> [DATASET RECORDS]
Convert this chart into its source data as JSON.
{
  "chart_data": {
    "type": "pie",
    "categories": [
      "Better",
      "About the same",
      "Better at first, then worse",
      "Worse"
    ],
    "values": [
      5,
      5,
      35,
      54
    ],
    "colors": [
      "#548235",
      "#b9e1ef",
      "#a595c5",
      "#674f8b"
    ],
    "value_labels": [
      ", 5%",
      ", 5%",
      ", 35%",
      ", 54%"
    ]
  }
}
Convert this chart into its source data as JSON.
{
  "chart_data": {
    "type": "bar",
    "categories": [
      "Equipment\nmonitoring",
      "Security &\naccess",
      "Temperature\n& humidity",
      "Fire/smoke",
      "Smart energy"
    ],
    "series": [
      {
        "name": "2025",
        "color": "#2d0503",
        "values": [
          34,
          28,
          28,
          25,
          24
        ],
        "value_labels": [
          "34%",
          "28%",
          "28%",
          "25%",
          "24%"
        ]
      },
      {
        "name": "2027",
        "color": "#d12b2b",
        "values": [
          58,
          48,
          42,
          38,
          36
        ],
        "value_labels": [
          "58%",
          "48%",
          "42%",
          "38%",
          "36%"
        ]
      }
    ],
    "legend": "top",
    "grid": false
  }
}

> [WHAT THE EXERCISE ASKS] All records above must be set down exactly, please.

> [RESPONSE TO THE EXERCISE]
Convert this chart into its source data as JSON.
{
  "chart_data": {
    "type": "pie",
    "categories": [
      "Better",
      "About the same",
      "Better at first, then worse",
      "Worse"
    ],
    "values": [
      5,
      5,
      35,
      54
    ],
    "colors": [
      "#548235",
      "#b9e1ef",
      "#a595c5",
      "#674f8b"
    ],
    "value_labels": [
      ", 5%",
      ", 5%",
      ", 35%",
      ", 54%"
    ]
  }
}
Convert this chart into its source data as JSON.
{
  "chart_data": {
    "type": "bar",
    "categories": [
      "Equipment\nmonitoring",
      "Security &\naccess",
      "Temperature\n& humidity",
      "Fire/smoke",
      "Smart energy"
    ],
    "series": [
      {
        "name": "2025",
        "color": "#2d0503",
        "values": [
          34,
          28,
          28,
          25,
          24
        ],
        "value_labels": [
          "34%",
          "28%",
          "28%",
          "25%",
          "24%"
        ]
      },
      {
        "name": "2027",
        "color": "#d12b2b",
        "values": [
          58,
          48,
          42,
          38,
          36
        ],
        "value_labels": [
          "58%",
          "48%",
          "42%",
          "38%",
          "36%"
        ]
      }
    ],
    "legend": "top",
    "grid": false
  }
}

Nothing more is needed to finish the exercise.